Exercise task 1:
Quote the part of the song text between "Pooh Shiesty singles" and "produced by Go Grizz and Smash David.", inclusive.

Excerpted text:
## START
Single by Pooh Shiesty and Jack Harlow

from the album Shiesty Season
- Released: August 3, 2021
- Length: 2:38
- Label: Generation Now; Atlantic Records;
- Songwriters: Jackman Harlow; Lontrell Williams; Kevin Price; Samuel Jimenez;
- Producers: Go Grizz; Smash David;

Pooh Shiesty singles chronology
| "Big Purr (Prrdd)" (2021) | "SUVs (Black on Black)" (2021) | "Gravy" (2021) |

Jack Harlow singles chronology
| "Industry Baby" (2021) | "SUVs (Black on Black)" (2021) | "White Lies" (2021) |

= SUVs (Black on Black) =

2021 single by Jack Harlow and Pooh Shiesty

"SUVs (Black on Black)" is a single by American rappers Pooh Shiesty and Jack Harlow, released on August 3, 2021, by Generation Now and Atlantic Records. The song was produced by Go Grizz and Smash David.

==Background and composition==
Harlow teased the song on his social media before its release, with an Instagram snippet of him and Pooh Shiesty listening to the song receiving over 1 million views. The production contains elements of 808s, percussion and dark chords, and was handled by Go Grizz and Smash David.
## END
Dataset records:
## START
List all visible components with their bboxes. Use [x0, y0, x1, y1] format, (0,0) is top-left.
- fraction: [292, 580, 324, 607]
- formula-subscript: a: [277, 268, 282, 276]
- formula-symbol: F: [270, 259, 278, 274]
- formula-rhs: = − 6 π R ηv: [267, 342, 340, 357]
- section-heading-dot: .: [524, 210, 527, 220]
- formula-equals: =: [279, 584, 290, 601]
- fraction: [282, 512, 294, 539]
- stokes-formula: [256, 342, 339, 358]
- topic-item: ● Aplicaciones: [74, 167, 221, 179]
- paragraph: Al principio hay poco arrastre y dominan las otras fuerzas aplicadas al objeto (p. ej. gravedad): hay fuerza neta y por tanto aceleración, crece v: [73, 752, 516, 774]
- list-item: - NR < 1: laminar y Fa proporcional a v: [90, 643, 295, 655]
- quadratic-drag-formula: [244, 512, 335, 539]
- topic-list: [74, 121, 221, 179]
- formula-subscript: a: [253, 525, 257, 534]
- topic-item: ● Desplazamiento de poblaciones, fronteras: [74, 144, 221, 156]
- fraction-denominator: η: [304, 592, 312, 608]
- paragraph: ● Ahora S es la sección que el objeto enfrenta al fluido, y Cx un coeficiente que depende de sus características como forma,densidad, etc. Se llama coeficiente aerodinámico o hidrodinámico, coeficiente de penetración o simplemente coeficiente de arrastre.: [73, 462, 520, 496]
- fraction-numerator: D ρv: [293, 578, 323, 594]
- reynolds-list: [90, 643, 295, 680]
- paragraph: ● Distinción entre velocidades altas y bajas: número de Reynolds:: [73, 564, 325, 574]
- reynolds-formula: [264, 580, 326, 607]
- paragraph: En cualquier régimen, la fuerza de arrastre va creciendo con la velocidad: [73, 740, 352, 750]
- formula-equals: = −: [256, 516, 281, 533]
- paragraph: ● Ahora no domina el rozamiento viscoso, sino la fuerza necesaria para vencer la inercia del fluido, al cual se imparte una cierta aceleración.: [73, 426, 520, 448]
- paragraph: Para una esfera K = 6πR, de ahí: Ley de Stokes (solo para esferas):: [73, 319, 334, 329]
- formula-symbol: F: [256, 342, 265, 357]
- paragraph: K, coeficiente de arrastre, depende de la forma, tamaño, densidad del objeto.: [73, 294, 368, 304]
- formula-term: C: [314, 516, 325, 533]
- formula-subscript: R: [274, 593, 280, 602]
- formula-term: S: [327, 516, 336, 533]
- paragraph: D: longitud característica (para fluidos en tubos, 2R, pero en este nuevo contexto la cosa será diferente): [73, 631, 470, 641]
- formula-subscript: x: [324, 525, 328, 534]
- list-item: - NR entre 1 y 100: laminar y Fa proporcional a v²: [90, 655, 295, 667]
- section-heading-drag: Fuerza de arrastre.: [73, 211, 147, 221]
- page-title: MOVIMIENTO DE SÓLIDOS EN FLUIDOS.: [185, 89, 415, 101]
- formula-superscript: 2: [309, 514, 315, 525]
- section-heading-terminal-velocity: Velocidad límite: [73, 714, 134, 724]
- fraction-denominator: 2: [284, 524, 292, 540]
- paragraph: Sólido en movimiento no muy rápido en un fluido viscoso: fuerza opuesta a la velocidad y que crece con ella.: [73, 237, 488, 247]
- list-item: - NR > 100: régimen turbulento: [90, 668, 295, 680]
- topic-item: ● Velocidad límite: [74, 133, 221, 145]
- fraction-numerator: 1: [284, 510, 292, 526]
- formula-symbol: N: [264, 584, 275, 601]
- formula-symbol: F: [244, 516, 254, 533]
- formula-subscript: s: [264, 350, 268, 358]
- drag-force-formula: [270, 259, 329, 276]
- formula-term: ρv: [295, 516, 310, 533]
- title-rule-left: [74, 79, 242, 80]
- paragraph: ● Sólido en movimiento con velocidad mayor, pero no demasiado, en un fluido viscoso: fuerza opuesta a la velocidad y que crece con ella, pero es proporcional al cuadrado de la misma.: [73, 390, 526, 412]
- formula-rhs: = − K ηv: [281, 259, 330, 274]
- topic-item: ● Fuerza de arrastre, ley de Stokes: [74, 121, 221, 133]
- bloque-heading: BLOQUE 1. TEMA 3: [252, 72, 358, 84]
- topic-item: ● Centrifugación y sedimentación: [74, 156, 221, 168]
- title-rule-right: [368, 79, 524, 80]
## END
Exercise task 2:
Print the lines of the entries from the very first line through the line containing "- section-heading-dot: .: [524, 210, 527, 220]", both included.

Complete response 1:
Pooh Shiesty singles chronology
| "Big Purr (Prrdd)" (2021) | "SUVs (Black on Black)" (2021) | "Gravy" (2021) |

Jack Harlow singles chronology
| "Industry Baby" (2021) | "SUVs (Black on Black)" (2021) | "White Lies" (2021) |

= SUVs (Black on Black) =

2021 single by Jack Harlow and Pooh Shiesty

"SUVs (Black on Black)" is a single by American rappers Pooh Shiesty and Jack Harlow, released on August 3, 2021, by Generation Now and Atlantic Records. The song was produced by Go Grizz and Smash David.

Complete response 2:
List all visible components with their bboxes. Use [x0, y0, x1, y1] format, (0,0) is top-left.
- fraction: [292, 580, 324, 607]
- formula-subscript: a: [277, 268, 282, 276]
- formula-symbol: F: [270, 259, 278, 274]
- formula-rhs: = − 6 π R ηv: [267, 342, 340, 357]
- section-heading-dot: .: [524, 210, 527, 220]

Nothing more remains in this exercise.